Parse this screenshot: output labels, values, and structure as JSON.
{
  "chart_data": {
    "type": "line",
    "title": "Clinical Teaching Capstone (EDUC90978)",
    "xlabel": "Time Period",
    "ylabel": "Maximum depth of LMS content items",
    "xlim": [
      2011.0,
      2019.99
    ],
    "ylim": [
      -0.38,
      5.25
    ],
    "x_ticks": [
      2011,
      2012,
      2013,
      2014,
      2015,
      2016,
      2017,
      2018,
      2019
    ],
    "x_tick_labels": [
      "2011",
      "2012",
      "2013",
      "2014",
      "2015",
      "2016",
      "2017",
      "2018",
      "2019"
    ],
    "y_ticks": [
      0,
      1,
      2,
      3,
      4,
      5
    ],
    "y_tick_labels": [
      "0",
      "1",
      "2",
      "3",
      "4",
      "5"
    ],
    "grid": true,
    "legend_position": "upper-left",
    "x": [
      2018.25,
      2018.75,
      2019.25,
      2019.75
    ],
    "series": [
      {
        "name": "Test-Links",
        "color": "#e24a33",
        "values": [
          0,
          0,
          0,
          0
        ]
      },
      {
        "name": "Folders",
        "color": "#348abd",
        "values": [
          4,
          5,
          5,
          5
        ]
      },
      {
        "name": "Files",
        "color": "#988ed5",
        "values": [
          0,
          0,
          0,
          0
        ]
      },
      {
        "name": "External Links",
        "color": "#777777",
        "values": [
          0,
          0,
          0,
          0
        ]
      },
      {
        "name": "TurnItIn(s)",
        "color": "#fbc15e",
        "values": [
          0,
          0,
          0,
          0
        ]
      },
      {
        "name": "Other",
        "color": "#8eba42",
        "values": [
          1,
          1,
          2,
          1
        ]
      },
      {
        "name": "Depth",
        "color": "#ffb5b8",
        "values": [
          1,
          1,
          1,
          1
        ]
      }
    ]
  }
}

══════

## Problem requirements
Select and copy each line from the data that includes the word "name".

## Task output
        "name": "Test-Links",
        "name": "Folders",
        "name": "Files",
        "name": "External Links",
        "name": "TurnItIn(s)",
        "name": "Other",
        "name": "Depth",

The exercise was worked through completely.